## GIVEN REQUEST
Return every record below exactly as written, omitting any pictures.

## Stored data

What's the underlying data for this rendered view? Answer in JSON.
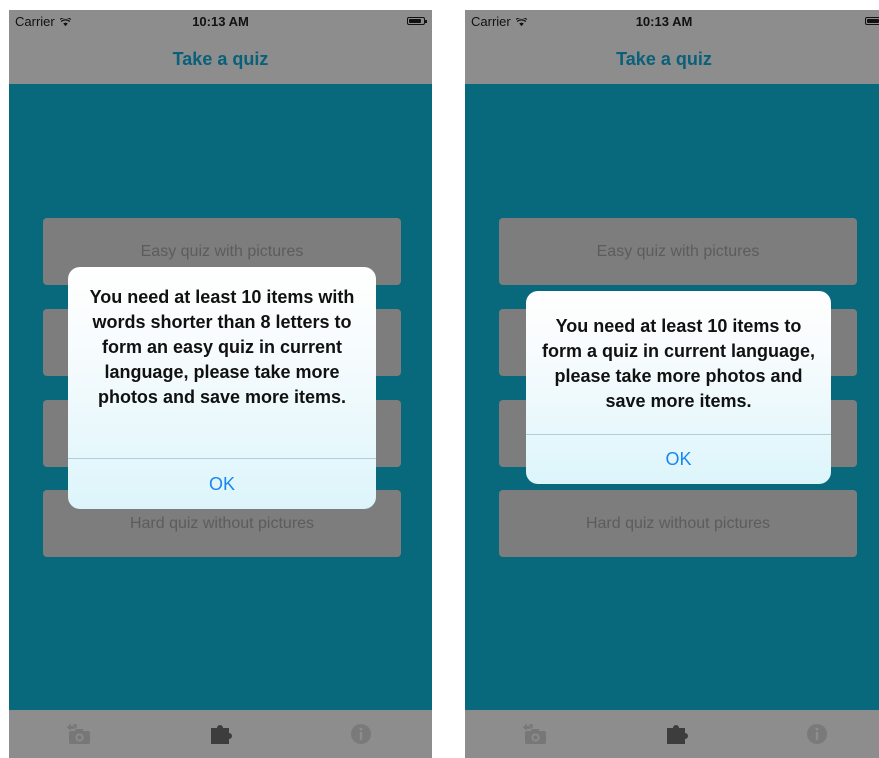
{
  "status": {
    "carrier": "Carrier",
    "time": "10:13 AM",
    "battery_level": 0.75
  },
  "nav": {
    "title": "Take a quiz"
  },
  "quiz_buttons": {
    "easy_with_pictures": "Easy quiz with pictures",
    "hard_without_pictures": "Hard quiz without pictures"
  },
  "tabs": [
    "add-photo-icon",
    "puzzle-piece-icon",
    "info-icon"
  ],
  "alerts": {
    "left": {
      "message": "You need at least 10 items with words shorter than 8 letters to form an easy quiz in current language, please take more photos and save more items.",
      "ok": "OK"
    },
    "right": {
      "message": "You need at least 10 items to form a quiz in current language, please take more photos and save more items.",
      "ok": "OK"
    }
  },
  "colors": {
    "content": "#08697d",
    "title": "#09607a",
    "overlay": "#8d8d8d",
    "ok": "#1a86f0"
  }
}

## ANSWER TO THE EXERCISE
What's the underlying data for this rendered view? Answer in JSON.
{
  "status": {
    "carrier": "Carrier",
    "time": "10:13 AM",
    "battery_level": 0.75
  },
  "nav": {
    "title": "Take a quiz"
  },
  "quiz_buttons": {
    "easy_with_pictures": "Easy quiz with pictures",
    "hard_without_pictures": "Hard quiz without pictures"
  },
  "tabs": [
    "add-photo-icon",
    "puzzle-piece-icon",
    "info-icon"
  ],
  "alerts": {
    "left": {
      "message": "You need at least 10 items with words shorter than 8 letters to form an easy quiz in current language, please take more photos and save more items.",
      "ok": "OK"
    },
    "right": {
      "message": "You need at least 10 items to form a quiz in current language, please take more photos and save more items.",
      "ok": "OK"
    }
  },
  "colors": {
    "content": "#08697d",
    "title": "#09607a",
    "overlay": "#8d8d8d",
    "ok": "#1a86f0"
  }
}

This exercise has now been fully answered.